Kutipan catatan ->
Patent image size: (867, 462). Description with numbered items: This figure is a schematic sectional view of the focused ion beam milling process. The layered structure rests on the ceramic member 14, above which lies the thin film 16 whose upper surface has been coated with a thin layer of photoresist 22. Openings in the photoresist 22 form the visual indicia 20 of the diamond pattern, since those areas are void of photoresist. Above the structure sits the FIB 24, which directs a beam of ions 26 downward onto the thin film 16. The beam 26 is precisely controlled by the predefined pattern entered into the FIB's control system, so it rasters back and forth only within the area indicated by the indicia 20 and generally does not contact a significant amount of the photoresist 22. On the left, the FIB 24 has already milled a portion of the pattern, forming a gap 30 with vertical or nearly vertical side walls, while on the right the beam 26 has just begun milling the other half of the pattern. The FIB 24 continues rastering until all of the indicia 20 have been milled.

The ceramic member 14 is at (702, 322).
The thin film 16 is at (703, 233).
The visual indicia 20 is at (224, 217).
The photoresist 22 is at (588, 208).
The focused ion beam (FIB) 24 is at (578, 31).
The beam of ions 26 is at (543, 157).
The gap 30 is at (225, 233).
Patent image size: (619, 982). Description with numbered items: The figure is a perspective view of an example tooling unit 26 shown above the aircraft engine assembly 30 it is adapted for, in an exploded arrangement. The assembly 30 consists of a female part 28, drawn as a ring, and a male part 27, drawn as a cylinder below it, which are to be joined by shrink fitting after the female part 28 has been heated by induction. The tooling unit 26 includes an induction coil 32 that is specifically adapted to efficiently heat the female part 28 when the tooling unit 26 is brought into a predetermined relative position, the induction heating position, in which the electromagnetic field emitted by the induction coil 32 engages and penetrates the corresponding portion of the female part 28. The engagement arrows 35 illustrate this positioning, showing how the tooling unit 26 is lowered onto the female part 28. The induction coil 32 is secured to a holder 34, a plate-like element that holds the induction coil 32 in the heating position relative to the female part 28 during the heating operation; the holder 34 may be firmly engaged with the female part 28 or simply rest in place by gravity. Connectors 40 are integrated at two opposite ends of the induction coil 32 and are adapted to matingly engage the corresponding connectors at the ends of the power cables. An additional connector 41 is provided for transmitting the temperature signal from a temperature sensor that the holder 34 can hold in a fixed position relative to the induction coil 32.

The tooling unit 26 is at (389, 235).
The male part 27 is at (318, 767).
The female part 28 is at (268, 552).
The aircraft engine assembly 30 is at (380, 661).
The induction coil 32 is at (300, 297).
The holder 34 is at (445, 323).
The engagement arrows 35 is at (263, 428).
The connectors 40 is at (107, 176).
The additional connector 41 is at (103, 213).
---
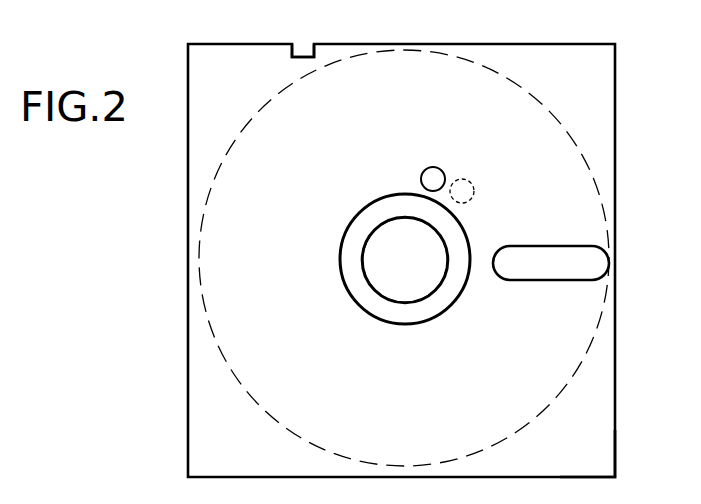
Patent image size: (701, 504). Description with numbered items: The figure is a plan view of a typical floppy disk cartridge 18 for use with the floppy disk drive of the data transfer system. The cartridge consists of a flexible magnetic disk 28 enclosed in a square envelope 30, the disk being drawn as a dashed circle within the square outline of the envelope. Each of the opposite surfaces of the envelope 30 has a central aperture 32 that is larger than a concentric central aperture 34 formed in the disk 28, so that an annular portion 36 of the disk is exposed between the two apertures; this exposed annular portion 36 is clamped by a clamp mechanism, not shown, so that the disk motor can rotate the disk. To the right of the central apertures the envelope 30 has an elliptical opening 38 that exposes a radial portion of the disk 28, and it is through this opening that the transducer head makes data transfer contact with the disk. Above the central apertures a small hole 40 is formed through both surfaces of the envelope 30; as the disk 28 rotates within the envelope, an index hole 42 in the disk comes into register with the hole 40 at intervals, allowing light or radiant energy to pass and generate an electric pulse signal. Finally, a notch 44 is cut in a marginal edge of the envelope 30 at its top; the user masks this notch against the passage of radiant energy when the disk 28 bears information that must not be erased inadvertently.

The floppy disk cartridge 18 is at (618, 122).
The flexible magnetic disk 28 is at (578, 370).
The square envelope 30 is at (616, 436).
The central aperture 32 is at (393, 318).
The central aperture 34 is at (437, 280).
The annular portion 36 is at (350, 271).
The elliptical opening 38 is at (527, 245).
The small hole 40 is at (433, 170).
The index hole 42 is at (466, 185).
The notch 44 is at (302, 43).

Instruksi tertulis -> Ubah catatan mulai dari baris yang memuat "Patent image size: (619, 982)." sampai dengan baris yang memuat "The additional connector 41 is at (103, 213)." menjadi CSV dua kolom bernama masukan dan keluaran. Buat satu baris untuk setiap catatan, dengan teks catatan dan jawabannya masing-masing dalam satu bidang berkutip, dan ganti setiap jeda baris dengan spasi.

Latihan selesai ->
masukan,keluaran
"Patent image size: (619, 982). Description with numbered items: The figure is a perspective view of an example tooling unit 26 shown above the aircraft engine assembly 30 it is adapted for, in an exploded arrangement. The assembly 30 consists of a female part 28, drawn as a ring, and a male part 27, drawn as a cylinder below it, which are to be joined by shrink fitting after the female part 28 has been heated by induction. The tooling unit 26 includes an induction coil 32 that is specifically adapted to efficiently heat the female part 28 when the tooling unit 26 is brought into a predetermined relative position, the induction heating position, in which the electromagnetic field emitted by the induction coil 32 engages and penetrates the corresponding portion of the female part 28. The engagement arrows 35 illustrate this positioning, showing how the tooling unit 26 is lowered onto the female part 28. The induction coil 32 is secured to a holder 34, a plate-like element that holds the induction coil 32 in the heating position relative to the female part 28 during the heating operation; the holder 34 may be firmly engaged with the female part 28 or simply rest in place by gravity. Connectors 40 are integrated at two opposite ends of the induction coil 32 and are adapted to matingly engage the corresponding connectors at the ends of the power cables. An additional connector 41 is provided for transmitting the temperature signal from a temperature sensor that the holder 34 can hold in a fixed position relative to the induction coil 32.","The tooling unit 26 is at (389, 235). The male part 27 is at (318, 767). The female part 28 is at (268, 552). The aircraft engine assembly 30 is at (380, 661). The induction coil 32 is at (300, 297). The holder 34 is at (445, 323). The engagement arrows 35 is at (263, 428). The connectors 40 is at (107, 176). The additional connector 41 is at (103, 213)."